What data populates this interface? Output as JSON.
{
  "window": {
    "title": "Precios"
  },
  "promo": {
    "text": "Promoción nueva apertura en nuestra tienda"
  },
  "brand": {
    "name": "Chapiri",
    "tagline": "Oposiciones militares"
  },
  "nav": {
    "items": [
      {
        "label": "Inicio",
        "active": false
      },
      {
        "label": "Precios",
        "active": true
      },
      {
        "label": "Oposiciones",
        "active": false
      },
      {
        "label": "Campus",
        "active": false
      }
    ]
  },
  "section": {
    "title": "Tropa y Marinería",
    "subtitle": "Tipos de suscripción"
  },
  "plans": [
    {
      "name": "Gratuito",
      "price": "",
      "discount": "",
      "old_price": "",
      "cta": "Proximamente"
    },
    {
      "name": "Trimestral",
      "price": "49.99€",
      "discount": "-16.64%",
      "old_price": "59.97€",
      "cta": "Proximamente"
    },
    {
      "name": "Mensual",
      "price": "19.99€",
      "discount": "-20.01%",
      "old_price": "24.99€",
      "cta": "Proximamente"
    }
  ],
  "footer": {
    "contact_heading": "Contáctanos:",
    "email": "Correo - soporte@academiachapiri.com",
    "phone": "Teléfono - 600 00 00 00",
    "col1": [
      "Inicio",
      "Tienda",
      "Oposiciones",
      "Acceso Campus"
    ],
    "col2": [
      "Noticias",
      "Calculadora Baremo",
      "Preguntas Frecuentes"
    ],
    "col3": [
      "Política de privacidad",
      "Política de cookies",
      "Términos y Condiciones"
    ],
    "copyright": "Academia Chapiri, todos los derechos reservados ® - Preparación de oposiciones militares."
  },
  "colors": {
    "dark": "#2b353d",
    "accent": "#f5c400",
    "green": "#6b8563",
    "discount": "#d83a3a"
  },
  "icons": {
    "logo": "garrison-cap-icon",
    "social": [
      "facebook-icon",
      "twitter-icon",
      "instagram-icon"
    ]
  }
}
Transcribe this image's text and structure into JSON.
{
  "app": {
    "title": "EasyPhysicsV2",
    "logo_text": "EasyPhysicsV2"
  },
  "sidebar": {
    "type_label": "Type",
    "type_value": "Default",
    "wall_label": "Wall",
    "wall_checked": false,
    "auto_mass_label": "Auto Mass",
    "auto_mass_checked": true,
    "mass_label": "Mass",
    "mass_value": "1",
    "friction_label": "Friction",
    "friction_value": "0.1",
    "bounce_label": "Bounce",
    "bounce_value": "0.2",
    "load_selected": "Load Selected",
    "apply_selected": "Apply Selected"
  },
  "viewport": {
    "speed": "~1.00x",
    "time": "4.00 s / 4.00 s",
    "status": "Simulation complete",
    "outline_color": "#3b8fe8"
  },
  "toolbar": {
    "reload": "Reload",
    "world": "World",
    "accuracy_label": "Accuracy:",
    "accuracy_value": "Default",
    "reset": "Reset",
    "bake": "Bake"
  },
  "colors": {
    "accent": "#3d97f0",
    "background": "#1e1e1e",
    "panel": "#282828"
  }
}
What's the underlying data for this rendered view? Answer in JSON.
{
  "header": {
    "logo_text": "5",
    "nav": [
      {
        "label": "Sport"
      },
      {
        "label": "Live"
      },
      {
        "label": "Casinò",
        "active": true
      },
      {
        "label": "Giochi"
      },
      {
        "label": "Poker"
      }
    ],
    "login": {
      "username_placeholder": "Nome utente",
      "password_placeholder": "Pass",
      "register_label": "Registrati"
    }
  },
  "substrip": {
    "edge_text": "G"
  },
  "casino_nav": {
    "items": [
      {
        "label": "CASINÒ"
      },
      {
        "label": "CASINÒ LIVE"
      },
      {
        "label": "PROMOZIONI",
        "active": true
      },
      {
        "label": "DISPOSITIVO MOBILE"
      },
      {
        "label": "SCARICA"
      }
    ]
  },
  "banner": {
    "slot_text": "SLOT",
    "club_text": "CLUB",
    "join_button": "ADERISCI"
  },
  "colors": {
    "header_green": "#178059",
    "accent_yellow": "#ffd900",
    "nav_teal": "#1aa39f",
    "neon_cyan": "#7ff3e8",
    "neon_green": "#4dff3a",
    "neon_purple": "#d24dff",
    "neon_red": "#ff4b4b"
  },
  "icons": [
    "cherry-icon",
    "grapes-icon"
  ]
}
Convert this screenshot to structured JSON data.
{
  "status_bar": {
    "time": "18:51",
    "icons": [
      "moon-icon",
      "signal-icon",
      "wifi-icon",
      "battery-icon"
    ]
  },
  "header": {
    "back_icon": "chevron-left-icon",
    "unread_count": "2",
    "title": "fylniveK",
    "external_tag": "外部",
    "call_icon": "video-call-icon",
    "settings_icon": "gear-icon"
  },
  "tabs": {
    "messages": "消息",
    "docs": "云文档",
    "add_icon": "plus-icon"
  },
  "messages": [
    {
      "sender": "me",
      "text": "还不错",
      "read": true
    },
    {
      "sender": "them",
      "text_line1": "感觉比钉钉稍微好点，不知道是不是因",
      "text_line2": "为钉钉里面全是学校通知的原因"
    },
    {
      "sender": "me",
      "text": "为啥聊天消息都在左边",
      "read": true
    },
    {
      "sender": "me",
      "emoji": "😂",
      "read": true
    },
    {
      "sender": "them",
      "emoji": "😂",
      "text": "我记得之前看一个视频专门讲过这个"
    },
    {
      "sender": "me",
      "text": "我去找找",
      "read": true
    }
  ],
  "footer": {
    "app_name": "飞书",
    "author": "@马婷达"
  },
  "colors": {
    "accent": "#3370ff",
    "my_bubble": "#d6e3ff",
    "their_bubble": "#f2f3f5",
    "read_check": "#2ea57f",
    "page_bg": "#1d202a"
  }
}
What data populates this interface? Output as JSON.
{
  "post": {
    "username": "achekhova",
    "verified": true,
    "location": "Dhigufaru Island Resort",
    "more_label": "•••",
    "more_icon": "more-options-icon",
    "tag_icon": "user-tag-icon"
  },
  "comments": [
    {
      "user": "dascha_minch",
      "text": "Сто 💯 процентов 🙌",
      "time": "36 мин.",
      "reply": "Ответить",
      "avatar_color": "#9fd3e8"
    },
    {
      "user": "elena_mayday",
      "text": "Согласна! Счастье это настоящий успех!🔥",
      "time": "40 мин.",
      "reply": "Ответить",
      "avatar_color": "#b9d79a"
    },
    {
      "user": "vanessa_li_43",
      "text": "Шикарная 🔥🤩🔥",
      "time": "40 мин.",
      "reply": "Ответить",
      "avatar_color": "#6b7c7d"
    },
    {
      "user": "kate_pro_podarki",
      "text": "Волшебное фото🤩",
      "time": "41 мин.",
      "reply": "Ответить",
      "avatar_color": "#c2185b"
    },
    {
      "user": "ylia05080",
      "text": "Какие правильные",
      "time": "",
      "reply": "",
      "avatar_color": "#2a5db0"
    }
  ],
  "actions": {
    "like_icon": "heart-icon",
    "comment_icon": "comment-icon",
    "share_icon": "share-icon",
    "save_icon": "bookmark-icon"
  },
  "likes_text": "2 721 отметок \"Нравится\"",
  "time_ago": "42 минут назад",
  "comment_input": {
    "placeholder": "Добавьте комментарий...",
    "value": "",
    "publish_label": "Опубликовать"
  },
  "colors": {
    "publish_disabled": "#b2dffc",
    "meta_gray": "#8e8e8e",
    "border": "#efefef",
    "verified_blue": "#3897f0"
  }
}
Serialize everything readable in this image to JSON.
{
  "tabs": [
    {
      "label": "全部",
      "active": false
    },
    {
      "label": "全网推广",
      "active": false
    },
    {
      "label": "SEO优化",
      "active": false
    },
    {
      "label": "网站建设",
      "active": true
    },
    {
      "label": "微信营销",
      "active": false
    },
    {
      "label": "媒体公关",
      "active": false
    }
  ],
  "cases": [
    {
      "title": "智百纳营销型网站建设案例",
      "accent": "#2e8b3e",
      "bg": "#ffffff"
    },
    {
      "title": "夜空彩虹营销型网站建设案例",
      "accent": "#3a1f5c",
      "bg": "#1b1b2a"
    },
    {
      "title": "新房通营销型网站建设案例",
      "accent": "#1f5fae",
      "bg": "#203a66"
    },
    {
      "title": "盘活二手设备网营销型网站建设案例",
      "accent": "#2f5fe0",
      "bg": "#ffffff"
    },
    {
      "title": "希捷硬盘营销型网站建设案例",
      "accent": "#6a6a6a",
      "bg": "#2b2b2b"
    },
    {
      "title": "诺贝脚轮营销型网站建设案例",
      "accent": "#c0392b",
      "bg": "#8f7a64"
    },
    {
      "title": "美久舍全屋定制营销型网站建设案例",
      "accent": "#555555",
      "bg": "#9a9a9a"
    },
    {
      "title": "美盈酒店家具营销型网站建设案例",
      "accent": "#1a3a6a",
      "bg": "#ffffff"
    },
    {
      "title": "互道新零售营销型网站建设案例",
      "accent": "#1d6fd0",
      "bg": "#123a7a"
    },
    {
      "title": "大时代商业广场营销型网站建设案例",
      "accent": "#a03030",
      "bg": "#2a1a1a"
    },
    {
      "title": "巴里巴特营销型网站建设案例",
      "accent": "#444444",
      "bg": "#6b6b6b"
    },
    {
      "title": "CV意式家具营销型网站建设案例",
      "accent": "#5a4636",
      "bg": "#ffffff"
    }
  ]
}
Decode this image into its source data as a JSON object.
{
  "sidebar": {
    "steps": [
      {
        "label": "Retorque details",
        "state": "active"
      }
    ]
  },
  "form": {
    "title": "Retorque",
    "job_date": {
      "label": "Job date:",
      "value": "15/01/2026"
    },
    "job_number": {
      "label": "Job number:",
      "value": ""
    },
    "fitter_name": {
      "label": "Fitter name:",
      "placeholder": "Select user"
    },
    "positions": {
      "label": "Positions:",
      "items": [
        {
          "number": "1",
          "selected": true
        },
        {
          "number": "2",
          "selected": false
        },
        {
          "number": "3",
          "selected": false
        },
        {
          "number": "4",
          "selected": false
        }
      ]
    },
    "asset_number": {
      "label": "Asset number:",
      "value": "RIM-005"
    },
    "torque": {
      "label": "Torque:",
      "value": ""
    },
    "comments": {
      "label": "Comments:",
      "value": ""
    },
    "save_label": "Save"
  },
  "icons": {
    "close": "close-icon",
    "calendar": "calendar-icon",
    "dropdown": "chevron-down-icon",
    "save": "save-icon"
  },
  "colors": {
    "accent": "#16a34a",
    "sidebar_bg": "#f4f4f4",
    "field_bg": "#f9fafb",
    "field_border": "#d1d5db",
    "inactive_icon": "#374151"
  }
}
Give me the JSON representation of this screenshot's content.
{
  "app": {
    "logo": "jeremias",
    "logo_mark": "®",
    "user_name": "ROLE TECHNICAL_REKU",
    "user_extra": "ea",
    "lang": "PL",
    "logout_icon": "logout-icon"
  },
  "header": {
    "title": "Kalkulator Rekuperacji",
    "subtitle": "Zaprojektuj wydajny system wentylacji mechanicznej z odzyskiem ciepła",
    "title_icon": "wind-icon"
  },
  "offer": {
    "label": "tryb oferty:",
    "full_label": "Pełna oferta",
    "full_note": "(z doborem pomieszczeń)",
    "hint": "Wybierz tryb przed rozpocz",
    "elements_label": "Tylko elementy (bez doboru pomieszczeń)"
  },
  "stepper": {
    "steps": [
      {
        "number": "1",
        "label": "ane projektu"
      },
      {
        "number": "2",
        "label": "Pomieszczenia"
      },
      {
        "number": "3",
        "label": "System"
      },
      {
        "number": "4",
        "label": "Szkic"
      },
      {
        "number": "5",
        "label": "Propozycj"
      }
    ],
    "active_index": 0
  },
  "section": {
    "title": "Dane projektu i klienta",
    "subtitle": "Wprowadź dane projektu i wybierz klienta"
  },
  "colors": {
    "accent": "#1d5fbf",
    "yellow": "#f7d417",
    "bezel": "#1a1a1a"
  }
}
★ ★ ★ ★ ★ ★ ★
WRITTEN INSTRUCTION: Reply with one number only, the count of lines above that hold the string "tryb".

SOLUTION FOR THIS TASK: 2